__Written instruction__
Reproduce the listing verbatim.

__Extracted information__
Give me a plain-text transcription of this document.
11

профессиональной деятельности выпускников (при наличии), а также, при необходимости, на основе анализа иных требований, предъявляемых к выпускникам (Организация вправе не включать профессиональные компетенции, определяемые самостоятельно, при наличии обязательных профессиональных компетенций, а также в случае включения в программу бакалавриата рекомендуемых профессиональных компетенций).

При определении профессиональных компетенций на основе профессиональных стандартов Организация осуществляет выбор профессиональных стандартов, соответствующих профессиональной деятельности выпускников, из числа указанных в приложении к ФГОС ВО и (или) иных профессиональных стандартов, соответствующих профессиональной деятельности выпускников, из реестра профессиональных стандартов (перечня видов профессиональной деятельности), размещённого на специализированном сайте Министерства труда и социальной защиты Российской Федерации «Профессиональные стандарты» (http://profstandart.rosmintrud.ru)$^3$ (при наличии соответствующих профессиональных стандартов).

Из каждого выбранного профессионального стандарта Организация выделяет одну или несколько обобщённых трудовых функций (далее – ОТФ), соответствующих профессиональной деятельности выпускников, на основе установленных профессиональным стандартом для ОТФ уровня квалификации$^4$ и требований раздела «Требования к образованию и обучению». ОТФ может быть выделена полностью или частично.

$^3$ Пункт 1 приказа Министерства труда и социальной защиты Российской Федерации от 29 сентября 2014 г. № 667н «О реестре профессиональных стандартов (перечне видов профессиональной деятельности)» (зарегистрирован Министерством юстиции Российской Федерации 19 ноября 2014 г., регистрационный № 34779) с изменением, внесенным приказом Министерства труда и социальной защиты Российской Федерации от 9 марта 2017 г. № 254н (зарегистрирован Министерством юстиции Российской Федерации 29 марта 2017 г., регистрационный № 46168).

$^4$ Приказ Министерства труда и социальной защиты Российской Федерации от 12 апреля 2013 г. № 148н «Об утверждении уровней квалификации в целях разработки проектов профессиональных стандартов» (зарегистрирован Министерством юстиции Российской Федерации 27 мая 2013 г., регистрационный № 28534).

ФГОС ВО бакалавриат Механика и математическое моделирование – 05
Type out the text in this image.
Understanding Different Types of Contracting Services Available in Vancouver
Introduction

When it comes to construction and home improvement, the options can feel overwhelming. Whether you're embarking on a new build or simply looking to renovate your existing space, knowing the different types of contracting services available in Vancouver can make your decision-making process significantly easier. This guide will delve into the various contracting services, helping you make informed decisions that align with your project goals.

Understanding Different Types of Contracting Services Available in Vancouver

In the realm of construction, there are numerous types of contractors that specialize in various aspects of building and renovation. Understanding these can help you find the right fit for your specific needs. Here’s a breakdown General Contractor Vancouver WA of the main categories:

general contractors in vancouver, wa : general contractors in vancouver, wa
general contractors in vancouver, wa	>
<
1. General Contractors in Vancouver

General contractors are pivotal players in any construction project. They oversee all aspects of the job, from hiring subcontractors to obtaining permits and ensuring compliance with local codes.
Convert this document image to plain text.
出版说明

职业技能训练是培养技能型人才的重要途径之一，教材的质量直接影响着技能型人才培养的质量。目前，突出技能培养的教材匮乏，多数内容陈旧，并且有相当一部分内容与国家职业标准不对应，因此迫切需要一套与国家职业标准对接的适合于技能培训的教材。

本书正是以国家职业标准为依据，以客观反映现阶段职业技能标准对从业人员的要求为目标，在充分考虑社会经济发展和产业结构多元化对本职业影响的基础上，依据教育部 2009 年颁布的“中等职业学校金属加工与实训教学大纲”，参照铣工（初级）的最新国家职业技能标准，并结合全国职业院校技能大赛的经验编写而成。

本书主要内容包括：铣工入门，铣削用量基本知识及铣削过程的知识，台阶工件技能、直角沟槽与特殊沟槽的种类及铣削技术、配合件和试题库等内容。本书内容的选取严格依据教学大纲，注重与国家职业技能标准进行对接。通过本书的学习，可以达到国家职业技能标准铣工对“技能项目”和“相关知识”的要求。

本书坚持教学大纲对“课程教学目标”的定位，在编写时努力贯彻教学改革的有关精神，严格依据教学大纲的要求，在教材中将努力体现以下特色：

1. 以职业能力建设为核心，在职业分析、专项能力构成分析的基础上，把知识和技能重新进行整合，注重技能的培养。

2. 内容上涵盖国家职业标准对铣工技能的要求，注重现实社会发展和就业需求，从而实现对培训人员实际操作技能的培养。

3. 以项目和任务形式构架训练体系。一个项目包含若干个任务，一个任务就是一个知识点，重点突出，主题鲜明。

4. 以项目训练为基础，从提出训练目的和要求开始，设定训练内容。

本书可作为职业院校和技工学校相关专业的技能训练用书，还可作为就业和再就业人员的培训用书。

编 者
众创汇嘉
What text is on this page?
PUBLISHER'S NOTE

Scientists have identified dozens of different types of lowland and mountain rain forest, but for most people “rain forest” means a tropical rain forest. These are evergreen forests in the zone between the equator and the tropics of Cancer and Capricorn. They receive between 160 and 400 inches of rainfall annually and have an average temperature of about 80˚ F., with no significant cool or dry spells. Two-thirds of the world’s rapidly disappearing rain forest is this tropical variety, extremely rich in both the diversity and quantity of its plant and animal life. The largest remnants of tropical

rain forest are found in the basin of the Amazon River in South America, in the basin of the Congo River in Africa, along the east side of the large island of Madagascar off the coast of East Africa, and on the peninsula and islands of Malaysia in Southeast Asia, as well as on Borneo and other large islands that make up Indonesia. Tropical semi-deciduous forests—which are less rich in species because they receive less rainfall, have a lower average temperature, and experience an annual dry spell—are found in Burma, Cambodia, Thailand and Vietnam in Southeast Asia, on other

__Correct response__
Give me a plain-text transcription of this document.
11

профессиональной деятельности выпускников (при наличии), а также, при необходимости, на основе анализа иных требований, предъявляемых к выпускникам (Организация вправе не включать профессиональные компетенции, определяемые самостоятельно, при наличии обязательных профессиональных компетенций, а также в случае включения в программу бакалавриата рекомендуемых профессиональных компетенций).

При определении профессиональных компетенций на основе профессиональных стандартов Организация осуществляет выбор профессиональных стандартов, соответствующих профессиональной деятельности выпускников, из числа указанных в приложении к ФГОС ВО и (или) иных профессиональных стандартов, соответствующих профессиональной деятельности выпускников, из реестра профессиональных стандартов (перечня видов профессиональной деятельности), размещённого на специализированном сайте Министерства труда и социальной защиты Российской Федерации «Профессиональные стандарты» (http://profstandart.rosmintrud.ru)$^3$ (при наличии соответствующих профессиональных стандартов).

Из каждого выбранного профессионального стандарта Организация выделяет одну или несколько обобщённых трудовых функций (далее – ОТФ), соответствующих профессиональной деятельности выпускников, на основе установленных профессиональным стандартом для ОТФ уровня квалификации$^4$ и требований раздела «Требования к образованию и обучению». ОТФ может быть выделена полностью или частично.

$^3$ Пункт 1 приказа Министерства труда и социальной защиты Российской Федерации от 29 сентября 2014 г. № 667н «О реестре профессиональных стандартов (перечне видов профессиональной деятельности)» (зарегистрирован Министерством юстиции Российской Федерации 19 ноября 2014 г., регистрационный № 34779) с изменением, внесенным приказом Министерства труда и социальной защиты Российской Федерации от 9 марта 2017 г. № 254н (зарегистрирован Министерством юстиции Российской Федерации 29 марта 2017 г., регистрационный № 46168).

$^4$ Приказ Министерства труда и социальной защиты Российской Федерации от 12 апреля 2013 г. № 148н «Об утверждении уровней квалификации в целях разработки проектов профессиональных стандартов» (зарегистрирован Министерством юстиции Российской Федерации 27 мая 2013 г., регистрационный № 28534).

ФГОС ВО бакалавриат Механика и математическое моделирование – 05
Type out the text in this image.
Understanding Different Types of Contracting Services Available in Vancouver
Introduction

When it comes to construction and home improvement, the options can feel overwhelming. Whether you're embarking on a new build or simply looking to renovate your existing space, knowing the different types of contracting services available in Vancouver can make your decision-making process significantly easier. This guide will delve into the various contracting services, helping you make informed decisions that align with your project goals.

Understanding Different Types of Contracting Services Available in Vancouver

In the realm of construction, there are numerous types of contractors that specialize in various aspects of building and renovation. Understanding these can help you find the right fit for your specific needs. Here’s a breakdown General Contractor Vancouver WA of the main categories:

general contractors in vancouver, wa : general contractors in vancouver, wa
general contractors in vancouver, wa	>
<
1. General Contractors in Vancouver

General contractors are pivotal players in any construction project. They oversee all aspects of the job, from hiring subcontractors to obtaining permits and ensuring compliance with local codes.
Convert this document image to plain text.
出版说明

职业技能训练是培养技能型人才的重要途径之一，教材的质量直接影响着技能型人才培养的质量。目前，突出技能培养的教材匮乏，多数内容陈旧，并且有相当一部分内容与国家职业标准不对应，因此迫切需要一套与国家职业标准对接的适合于技能培训的教材。

本书正是以国家职业标准为依据，以客观反映现阶段职业技能标准对从业人员的要求为目标，在充分考虑社会经济发展和产业结构多元化对本职业影响的基础上，依据教育部 2009 年颁布的“中等职业学校金属加工与实训教学大纲”，参照铣工（初级）的最新国家职业技能标准，并结合全国职业院校技能大赛的经验编写而成。

本书主要内容包括：铣工入门，铣削用量基本知识及铣削过程的知识，台阶工件技能、直角沟槽与特殊沟槽的种类及铣削技术、配合件和试题库等内容。本书内容的选取严格依据教学大纲，注重与国家职业技能标准进行对接。通过本书的学习，可以达到国家职业技能标准铣工对“技能项目”和“相关知识”的要求。

本书坚持教学大纲对“课程教学目标”的定位，在编写时努力贯彻教学改革的有关精神，严格依据教学大纲的要求，在教材中将努力体现以下特色：

1. 以职业能力建设为核心，在职业分析、专项能力构成分析的基础上，把知识和技能重新进行整合，注重技能的培养。

2. 内容上涵盖国家职业标准对铣工技能的要求，注重现实社会发展和就业需求，从而实现对培训人员实际操作技能的培养。

3. 以项目和任务形式构架训练体系。一个项目包含若干个任务，一个任务就是一个知识点，重点突出，主题鲜明。

4. 以项目训练为基础，从提出训练目的和要求开始，设定训练内容。

本书可作为职业院校和技工学校相关专业的技能训练用书，还可作为就业和再就业人员的培训用书。

编 者
众创汇嘉
What text is on this page?
PUBLISHER'S NOTE

Scientists have identified dozens of different types of lowland and mountain rain forest, but for most people “rain forest” means a tropical rain forest. These are evergreen forests in the zone between the equator and the tropics of Cancer and Capricorn. They receive between 160 and 400 inches of rainfall annually and have an average temperature of about 80˚ F., with no significant cool or dry spells. Two-thirds of the world’s rapidly disappearing rain forest is this tropical variety, extremely rich in both the diversity and quantity of its plant and animal life. The largest remnants of tropical

rain forest are found in the basin of the Amazon River in South America, in the basin of the Congo River in Africa, along the east side of the large island of Madagascar off the coast of East Africa, and on the peninsula and islands of Malaysia in Southeast Asia, as well as on Borneo and other large islands that make up Indonesia. Tropical semi-deciduous forests—which are less rich in species because they receive less rainfall, have a lower average temperature, and experience an annual dry spell—are found in Burma, Cambodia, Thailand and Vietnam in Southeast Asia, on other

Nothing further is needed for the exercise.